TO DO:
Transcribe the material in full, exactly as written.

DATA FOR THE TASK:
______

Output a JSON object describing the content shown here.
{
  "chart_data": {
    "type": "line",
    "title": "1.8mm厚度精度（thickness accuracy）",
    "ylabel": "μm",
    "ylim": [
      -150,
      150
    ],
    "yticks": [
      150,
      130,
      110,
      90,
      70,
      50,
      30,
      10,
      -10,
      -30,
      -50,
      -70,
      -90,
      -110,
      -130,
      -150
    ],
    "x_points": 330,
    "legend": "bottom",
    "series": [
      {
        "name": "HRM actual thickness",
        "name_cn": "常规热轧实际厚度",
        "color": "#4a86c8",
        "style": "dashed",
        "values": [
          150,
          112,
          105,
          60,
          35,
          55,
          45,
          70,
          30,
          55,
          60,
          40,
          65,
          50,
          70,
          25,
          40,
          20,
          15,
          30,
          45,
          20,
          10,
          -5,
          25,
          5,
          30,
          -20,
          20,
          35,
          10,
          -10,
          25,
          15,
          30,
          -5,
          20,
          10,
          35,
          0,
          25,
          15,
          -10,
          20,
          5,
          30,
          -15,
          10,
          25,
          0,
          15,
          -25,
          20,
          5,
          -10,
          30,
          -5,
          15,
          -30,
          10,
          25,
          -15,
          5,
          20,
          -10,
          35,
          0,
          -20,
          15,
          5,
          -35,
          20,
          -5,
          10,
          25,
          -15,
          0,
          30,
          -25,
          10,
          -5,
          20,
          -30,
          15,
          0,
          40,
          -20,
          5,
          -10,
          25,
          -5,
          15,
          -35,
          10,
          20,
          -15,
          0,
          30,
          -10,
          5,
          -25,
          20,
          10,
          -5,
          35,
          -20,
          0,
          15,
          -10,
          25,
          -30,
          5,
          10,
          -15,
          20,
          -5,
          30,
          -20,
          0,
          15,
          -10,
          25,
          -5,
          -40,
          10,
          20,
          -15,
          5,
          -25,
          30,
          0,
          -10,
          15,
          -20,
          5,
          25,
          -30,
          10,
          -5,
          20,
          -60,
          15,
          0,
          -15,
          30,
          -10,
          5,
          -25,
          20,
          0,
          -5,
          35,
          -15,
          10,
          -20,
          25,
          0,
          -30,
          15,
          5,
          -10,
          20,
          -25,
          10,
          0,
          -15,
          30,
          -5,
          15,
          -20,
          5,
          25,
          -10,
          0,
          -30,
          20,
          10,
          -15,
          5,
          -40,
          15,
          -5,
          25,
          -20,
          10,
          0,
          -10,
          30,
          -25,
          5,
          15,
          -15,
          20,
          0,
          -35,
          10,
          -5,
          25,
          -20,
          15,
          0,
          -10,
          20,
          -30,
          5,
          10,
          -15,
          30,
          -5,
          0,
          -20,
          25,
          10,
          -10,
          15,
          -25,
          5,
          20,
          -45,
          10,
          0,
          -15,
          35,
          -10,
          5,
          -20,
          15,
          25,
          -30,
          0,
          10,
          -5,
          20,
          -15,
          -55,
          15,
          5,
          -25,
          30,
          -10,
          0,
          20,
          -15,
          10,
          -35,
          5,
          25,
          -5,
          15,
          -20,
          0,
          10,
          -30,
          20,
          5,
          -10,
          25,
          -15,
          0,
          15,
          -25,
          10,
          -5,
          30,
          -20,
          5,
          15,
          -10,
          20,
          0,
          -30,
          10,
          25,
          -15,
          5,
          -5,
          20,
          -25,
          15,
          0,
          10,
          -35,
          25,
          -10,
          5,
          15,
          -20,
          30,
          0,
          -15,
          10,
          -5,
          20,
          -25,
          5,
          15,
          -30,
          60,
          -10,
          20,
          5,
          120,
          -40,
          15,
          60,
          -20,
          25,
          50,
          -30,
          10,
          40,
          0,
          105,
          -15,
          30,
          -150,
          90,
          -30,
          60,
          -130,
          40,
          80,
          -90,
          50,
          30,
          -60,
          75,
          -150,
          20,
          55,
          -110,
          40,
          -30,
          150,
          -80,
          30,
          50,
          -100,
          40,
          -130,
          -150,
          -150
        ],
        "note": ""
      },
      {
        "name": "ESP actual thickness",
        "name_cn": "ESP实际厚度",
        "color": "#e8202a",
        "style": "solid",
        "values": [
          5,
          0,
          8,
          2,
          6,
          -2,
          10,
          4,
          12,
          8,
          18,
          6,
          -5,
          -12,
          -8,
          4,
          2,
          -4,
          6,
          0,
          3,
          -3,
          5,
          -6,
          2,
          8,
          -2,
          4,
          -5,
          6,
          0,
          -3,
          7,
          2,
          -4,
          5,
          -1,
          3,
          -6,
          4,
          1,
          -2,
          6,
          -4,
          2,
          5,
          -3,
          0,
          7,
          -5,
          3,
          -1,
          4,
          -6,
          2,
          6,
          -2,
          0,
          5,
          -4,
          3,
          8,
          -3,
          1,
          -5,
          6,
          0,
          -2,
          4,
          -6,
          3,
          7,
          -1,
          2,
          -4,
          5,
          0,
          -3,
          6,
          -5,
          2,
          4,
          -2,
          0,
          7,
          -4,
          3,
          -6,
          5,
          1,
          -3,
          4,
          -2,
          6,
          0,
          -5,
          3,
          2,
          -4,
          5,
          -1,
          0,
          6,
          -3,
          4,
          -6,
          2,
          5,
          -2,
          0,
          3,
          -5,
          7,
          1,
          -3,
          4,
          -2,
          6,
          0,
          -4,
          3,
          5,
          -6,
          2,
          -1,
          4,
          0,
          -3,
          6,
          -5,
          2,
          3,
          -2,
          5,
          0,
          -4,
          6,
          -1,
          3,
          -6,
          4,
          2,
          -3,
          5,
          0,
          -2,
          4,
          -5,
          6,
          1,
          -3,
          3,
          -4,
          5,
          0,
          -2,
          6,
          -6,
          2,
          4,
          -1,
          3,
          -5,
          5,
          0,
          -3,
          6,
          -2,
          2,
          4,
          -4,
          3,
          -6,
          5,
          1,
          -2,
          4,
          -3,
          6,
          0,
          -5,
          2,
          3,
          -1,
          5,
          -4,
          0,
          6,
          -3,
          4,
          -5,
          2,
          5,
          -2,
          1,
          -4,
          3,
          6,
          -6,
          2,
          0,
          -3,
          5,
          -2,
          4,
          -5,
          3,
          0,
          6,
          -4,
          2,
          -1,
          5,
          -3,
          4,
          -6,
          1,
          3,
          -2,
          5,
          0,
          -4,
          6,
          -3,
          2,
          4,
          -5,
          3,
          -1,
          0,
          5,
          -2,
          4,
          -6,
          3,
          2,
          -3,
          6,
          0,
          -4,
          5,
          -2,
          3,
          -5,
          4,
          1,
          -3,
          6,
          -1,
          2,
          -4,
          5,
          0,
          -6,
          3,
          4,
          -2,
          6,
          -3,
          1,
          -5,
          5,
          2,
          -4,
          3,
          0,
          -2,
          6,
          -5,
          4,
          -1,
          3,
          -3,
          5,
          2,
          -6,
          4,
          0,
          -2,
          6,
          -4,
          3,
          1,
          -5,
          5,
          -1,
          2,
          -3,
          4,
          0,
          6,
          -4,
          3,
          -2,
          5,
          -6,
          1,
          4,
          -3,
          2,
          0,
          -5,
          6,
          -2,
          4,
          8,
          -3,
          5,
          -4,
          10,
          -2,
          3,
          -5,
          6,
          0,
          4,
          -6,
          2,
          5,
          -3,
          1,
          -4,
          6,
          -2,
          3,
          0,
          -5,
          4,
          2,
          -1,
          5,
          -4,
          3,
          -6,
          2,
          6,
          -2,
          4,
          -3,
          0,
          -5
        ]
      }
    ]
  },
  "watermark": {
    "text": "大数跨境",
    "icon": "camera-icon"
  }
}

______

THE ANSWER:
Output a JSON object describing the content shown here.
{
  "chart_data": {
    "type": "line",
    "title": "1.8mm厚度精度（thickness accuracy）",
    "ylabel": "μm",
    "ylim": [
      -150,
      150
    ],
    "yticks": [
      150,
      130,
      110,
      90,
      70,
      50,
      30,
      10,
      -10,
      -30,
      -50,
      -70,
      -90,
      -110,
      -130,
      -150
    ],
    "x_points": 330,
    "legend": "bottom",
    "series": [
      {
        "name": "HRM actual thickness",
        "name_cn": "常规热轧实际厚度",
        "color": "#4a86c8",
        "style": "dashed",
        "values": [
          150,
          112,
          105,
          60,
          35,
          55,
          45,
          70,
          30,
          55,
          60,
          40,
          65,
          50,
          70,
          25,
          40,
          20,
          15,
          30,
          45,
          20,
          10,
          -5,
          25,
          5,
          30,
          -20,
          20,
          35,
          10,
          -10,
          25,
          15,
          30,
          -5,
          20,
          10,
          35,
          0,
          25,
          15,
          -10,
          20,
          5,
          30,
          -15,
          10,
          25,
          0,
          15,
          -25,
          20,
          5,
          -10,
          30,
          -5,
          15,
          -30,
          10,
          25,
          -15,
          5,
          20,
          -10,
          35,
          0,
          -20,
          15,
          5,
          -35,
          20,
          -5,
          10,
          25,
          -15,
          0,
          30,
          -25,
          10,
          -5,
          20,
          -30,
          15,
          0,
          40,
          -20,
          5,
          -10,
          25,
          -5,
          15,
          -35,
          10,
          20,
          -15,
          0,
          30,
          -10,
          5,
          -25,
          20,
          10,
          -5,
          35,
          -20,
          0,
          15,
          -10,
          25,
          -30,
          5,
          10,
          -15,
          20,
          -5,
          30,
          -20,
          0,
          15,
          -10,
          25,
          -5,
          -40,
          10,
          20,
          -15,
          5,
          -25,
          30,
          0,
          -10,
          15,
          -20,
          5,
          25,
          -30,
          10,
          -5,
          20,
          -60,
          15,
          0,
          -15,
          30,
          -10,
          5,
          -25,
          20,
          0,
          -5,
          35,
          -15,
          10,
          -20,
          25,
          0,
          -30,
          15,
          5,
          -10,
          20,
          -25,
          10,
          0,
          -15,
          30,
          -5,
          15,
          -20,
          5,
          25,
          -10,
          0,
          -30,
          20,
          10,
          -15,
          5,
          -40,
          15,
          -5,
          25,
          -20,
          10,
          0,
          -10,
          30,
          -25,
          5,
          15,
          -15,
          20,
          0,
          -35,
          10,
          -5,
          25,
          -20,
          15,
          0,
          -10,
          20,
          -30,
          5,
          10,
          -15,
          30,
          -5,
          0,
          -20,
          25,
          10,
          -10,
          15,
          -25,
          5,
          20,
          -45,
          10,
          0,
          -15,
          35,
          -10,
          5,
          -20,
          15,
          25,
          -30,
          0,
          10,
          -5,
          20,
          -15,
          -55,
          15,
          5,
          -25,
          30,
          -10,
          0,
          20,
          -15,
          10,
          -35,
          5,
          25,
          -5,
          15,
          -20,
          0,
          10,
          -30,
          20,
          5,
          -10,
          25,
          -15,
          0,
          15,
          -25,
          10,
          -5,
          30,
          -20,
          5,
          15,
          -10,
          20,
          0,
          -30,
          10,
          25,
          -15,
          5,
          -5,
          20,
          -25,
          15,
          0,
          10,
          -35,
          25,
          -10,
          5,
          15,
          -20,
          30,
          0,
          -15,
          10,
          -5,
          20,
          -25,
          5,
          15,
          -30,
          60,
          -10,
          20,
          5,
          120,
          -40,
          15,
          60,
          -20,
          25,
          50,
          -30,
          10,
          40,
          0,
          105,
          -15,
          30,
          -150,
          90,
          -30,
          60,
          -130,
          40,
          80,
          -90,
          50,
          30,
          -60,
          75,
          -150,
          20,
          55,
          -110,
          40,
          -30,
          150,
          -80,
          30,
          50,
          -100,
          40,
          -130,
          -150,
          -150
        ],
        "note": ""
      },
      {
        "name": "ESP actual thickness",
        "name_cn": "ESP实际厚度",
        "color": "#e8202a",
        "style": "solid",
        "values": [
          5,
          0,
          8,
          2,
          6,
          -2,
          10,
          4,
          12,
          8,
          18,
          6,
          -5,
          -12,
          -8,
          4,
          2,
          -4,
          6,
          0,
          3,
          -3,
          5,
          -6,
          2,
          8,
          -2,
          4,
          -5,
          6,
          0,
          -3,
          7,
          2,
          -4,
          5,
          -1,
          3,
          -6,
          4,
          1,
          -2,
          6,
          -4,
          2,
          5,
          -3,
          0,
          7,
          -5,
          3,
          -1,
          4,
          -6,
          2,
          6,
          -2,
          0,
          5,
          -4,
          3,
          8,
          -3,
          1,
          -5,
          6,
          0,
          -2,
          4,
          -6,
          3,
          7,
          -1,
          2,
          -4,
          5,
          0,
          -3,
          6,
          -5,
          2,
          4,
          -2,
          0,
          7,
          -4,
          3,
          -6,
          5,
          1,
          -3,
          4,
          -2,
          6,
          0,
          -5,
          3,
          2,
          -4,
          5,
          -1,
          0,
          6,
          -3,
          4,
          -6,
          2,
          5,
          -2,
          0,
          3,
          -5,
          7,
          1,
          -3,
          4,
          -2,
          6,
          0,
          -4,
          3,
          5,
          -6,
          2,
          -1,
          4,
          0,
          -3,
          6,
          -5,
          2,
          3,
          -2,
          5,
          0,
          -4,
          6,
          -1,
          3,
          -6,
          4,
          2,
          -3,
          5,
          0,
          -2,
          4,
          -5,
          6,
          1,
          -3,
          3,
          -4,
          5,
          0,
          -2,
          6,
          -6,
          2,
          4,
          -1,
          3,
          -5,
          5,
          0,
          -3,
          6,
          -2,
          2,
          4,
          -4,
          3,
          -6,
          5,
          1,
          -2,
          4,
          -3,
          6,
          0,
          -5,
          2,
          3,
          -1,
          5,
          -4,
          0,
          6,
          -3,
          4,
          -5,
          2,
          5,
          -2,
          1,
          -4,
          3,
          6,
          -6,
          2,
          0,
          -3,
          5,
          -2,
          4,
          -5,
          3,
          0,
          6,
          -4,
          2,
          -1,
          5,
          -3,
          4,
          -6,
          1,
          3,
          -2,
          5,
          0,
          -4,
          6,
          -3,
          2,
          4,
          -5,
          3,
          -1,
          0,
          5,
          -2,
          4,
          -6,
          3,
          2,
          -3,
          6,
          0,
          -4,
          5,
          -2,
          3,
          -5,
          4,
          1,
          -3,
          6,
          -1,
          2,
          -4,
          5,
          0,
          -6,
          3,
          4,
          -2,
          6,
          -3,
          1,
          -5,
          5,
          2,
          -4,
          3,
          0,
          -2,
          6,
          -5,
          4,
          -1,
          3,
          -3,
          5,
          2,
          -6,
          4,
          0,
          -2,
          6,
          -4,
          3,
          1,
          -5,
          5,
          -1,
          2,
          -3,
          4,
          0,
          6,
          -4,
          3,
          -2,
          5,
          -6,
          1,
          4,
          -3,
          2,
          0,
          -5,
          6,
          -2,
          4,
          8,
          -3,
          5,
          -4,
          10,
          -2,
          3,
          -5,
          6,
          0,
          4,
          -6,
          2,
          5,
          -3,
          1,
          -4,
          6,
          -2,
          3,
          0,
          -5,
          4,
          2,
          -1,
          5,
          -4,
          3,
          -6,
          2,
          6,
          -2,
          4,
          -3,
          0,
          -5
        ]
      }
    ]
  },
  "watermark": {
    "text": "大数跨境",
    "icon": "camera-icon"
  }
}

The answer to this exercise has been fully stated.